TASK DESCRIPTION:
Return the full listing exactly as it is written.

= = =

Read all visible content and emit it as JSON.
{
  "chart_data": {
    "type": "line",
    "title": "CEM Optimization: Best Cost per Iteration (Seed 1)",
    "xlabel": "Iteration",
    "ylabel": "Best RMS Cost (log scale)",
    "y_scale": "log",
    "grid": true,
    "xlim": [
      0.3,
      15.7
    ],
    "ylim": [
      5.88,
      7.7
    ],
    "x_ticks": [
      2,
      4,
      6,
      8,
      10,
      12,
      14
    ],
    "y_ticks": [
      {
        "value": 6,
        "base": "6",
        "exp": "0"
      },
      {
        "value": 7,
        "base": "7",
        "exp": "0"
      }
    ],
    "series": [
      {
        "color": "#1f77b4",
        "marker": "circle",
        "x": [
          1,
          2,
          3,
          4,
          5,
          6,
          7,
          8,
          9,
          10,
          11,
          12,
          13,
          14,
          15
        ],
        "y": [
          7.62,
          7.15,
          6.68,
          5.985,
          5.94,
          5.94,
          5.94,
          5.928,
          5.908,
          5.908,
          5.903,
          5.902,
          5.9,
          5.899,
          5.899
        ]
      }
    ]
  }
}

= = =

REPLY TO THE TASK:
Read all visible content and emit it as JSON.
{
  "chart_data": {
    "type": "line",
    "title": "CEM Optimization: Best Cost per Iteration (Seed 1)",
    "xlabel": "Iteration",
    "ylabel": "Best RMS Cost (log scale)",
    "y_scale": "log",
    "grid": true,
    "xlim": [
      0.3,
      15.7
    ],
    "ylim": [
      5.88,
      7.7
    ],
    "x_ticks": [
      2,
      4,
      6,
      8,
      10,
      12,
      14
    ],
    "y_ticks": [
      {
        "value": 6,
        "base": "6",
        "exp": "0"
      },
      {
        "value": 7,
        "base": "7",
        "exp": "0"
      }
    ],
    "series": [
      {
        "color": "#1f77b4",
        "marker": "circle",
        "x": [
          1,
          2,
          3,
          4,
          5,
          6,
          7,
          8,
          9,
          10,
          11,
          12,
          13,
          14,
          15
        ],
        "y": [
          7.62,
          7.15,
          6.68,
          5.985,
          5.94,
          5.94,
          5.94,
          5.928,
          5.908,
          5.908,
          5.903,
          5.902,
          5.9,
          5.899,
          5.899
        ]
      }
    ]
  }
}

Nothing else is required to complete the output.